**What needs to be done**
Please return the full listing below without altering anything.

**Recorded data**
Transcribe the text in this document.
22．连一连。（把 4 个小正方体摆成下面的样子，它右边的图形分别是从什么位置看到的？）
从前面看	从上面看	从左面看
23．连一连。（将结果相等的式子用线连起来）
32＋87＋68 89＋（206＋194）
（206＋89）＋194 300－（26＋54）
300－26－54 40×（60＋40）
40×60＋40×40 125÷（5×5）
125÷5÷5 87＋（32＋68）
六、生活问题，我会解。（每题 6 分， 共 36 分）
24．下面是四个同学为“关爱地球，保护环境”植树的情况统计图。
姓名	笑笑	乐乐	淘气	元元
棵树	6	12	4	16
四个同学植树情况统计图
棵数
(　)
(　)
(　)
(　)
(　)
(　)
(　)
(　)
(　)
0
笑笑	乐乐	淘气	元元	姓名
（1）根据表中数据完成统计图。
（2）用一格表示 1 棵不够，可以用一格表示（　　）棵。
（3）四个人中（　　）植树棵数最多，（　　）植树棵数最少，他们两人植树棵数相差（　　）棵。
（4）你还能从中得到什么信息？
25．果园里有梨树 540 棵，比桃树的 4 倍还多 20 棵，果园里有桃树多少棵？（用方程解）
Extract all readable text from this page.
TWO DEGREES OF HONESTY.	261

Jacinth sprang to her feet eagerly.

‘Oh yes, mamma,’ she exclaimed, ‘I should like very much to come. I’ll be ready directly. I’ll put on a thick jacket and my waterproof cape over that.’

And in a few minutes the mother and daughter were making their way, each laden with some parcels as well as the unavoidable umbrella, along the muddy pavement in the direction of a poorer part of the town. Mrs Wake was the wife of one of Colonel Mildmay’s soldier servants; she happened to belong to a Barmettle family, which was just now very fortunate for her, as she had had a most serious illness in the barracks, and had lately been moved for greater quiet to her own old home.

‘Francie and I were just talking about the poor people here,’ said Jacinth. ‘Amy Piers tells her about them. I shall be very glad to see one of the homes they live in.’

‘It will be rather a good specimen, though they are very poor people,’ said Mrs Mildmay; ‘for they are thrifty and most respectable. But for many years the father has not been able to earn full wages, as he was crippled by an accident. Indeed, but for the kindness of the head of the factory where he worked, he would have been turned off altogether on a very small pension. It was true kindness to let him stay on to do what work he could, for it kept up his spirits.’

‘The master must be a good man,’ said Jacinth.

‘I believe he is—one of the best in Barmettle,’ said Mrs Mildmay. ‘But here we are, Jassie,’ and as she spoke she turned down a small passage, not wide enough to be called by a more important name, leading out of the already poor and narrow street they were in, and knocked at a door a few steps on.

**Solution to the problem**
Transcribe the text in this document.
22．连一连。（把 4 个小正方体摆成下面的样子，它右边的图形分别是从什么位置看到的？）
从前面看	从上面看	从左面看
23．连一连。（将结果相等的式子用线连起来）
32＋87＋68 89＋（206＋194）
（206＋89）＋194 300－（26＋54）
300－26－54 40×（60＋40）
40×60＋40×40 125÷（5×5）
125÷5÷5 87＋（32＋68）
六、生活问题，我会解。（每题 6 分， 共 36 分）
24．下面是四个同学为“关爱地球，保护环境”植树的情况统计图。
姓名	笑笑	乐乐	淘气	元元
棵树	6	12	4	16
四个同学植树情况统计图
棵数
(　)
(　)
(　)
(　)
(　)
(　)
(　)
(　)
(　)
0
笑笑	乐乐	淘气	元元	姓名
（1）根据表中数据完成统计图。
（2）用一格表示 1 棵不够，可以用一格表示（　　）棵。
（3）四个人中（　　）植树棵数最多，（　　）植树棵数最少，他们两人植树棵数相差（　　）棵。
（4）你还能从中得到什么信息？
25．果园里有梨树 540 棵，比桃树的 4 倍还多 20 棵，果园里有桃树多少棵？（用方程解）
Extract all readable text from this page.
TWO DEGREES OF HONESTY.	261

Jacinth sprang to her feet eagerly.

‘Oh yes, mamma,’ she exclaimed, ‘I should like very much to come. I’ll be ready directly. I’ll put on a thick jacket and my waterproof cape over that.’

And in a few minutes the mother and daughter were making their way, each laden with some parcels as well as the unavoidable umbrella, along the muddy pavement in the direction of a poorer part of the town. Mrs Wake was the wife of one of Colonel Mildmay’s soldier servants; she happened to belong to a Barmettle family, which was just now very fortunate for her, as she had had a most serious illness in the barracks, and had lately been moved for greater quiet to her own old home.

‘Francie and I were just talking about the poor people here,’ said Jacinth. ‘Amy Piers tells her about them. I shall be very glad to see one of the homes they live in.’

‘It will be rather a good specimen, though they are very poor people,’ said Mrs Mildmay; ‘for they are thrifty and most respectable. But for many years the father has not been able to earn full wages, as he was crippled by an accident. Indeed, but for the kindness of the head of the factory where he worked, he would have been turned off altogether on a very small pension. It was true kindness to let him stay on to do what work he could, for it kept up his spirits.’

‘The master must be a good man,’ said Jacinth.

‘I believe he is—one of the best in Barmettle,’ said Mrs Mildmay. ‘But here we are, Jassie,’ and as she spoke she turned down a small passage, not wide enough to be called by a more important name, leading out of the already poor and narrow street they were in, and knocked at a door a few steps on.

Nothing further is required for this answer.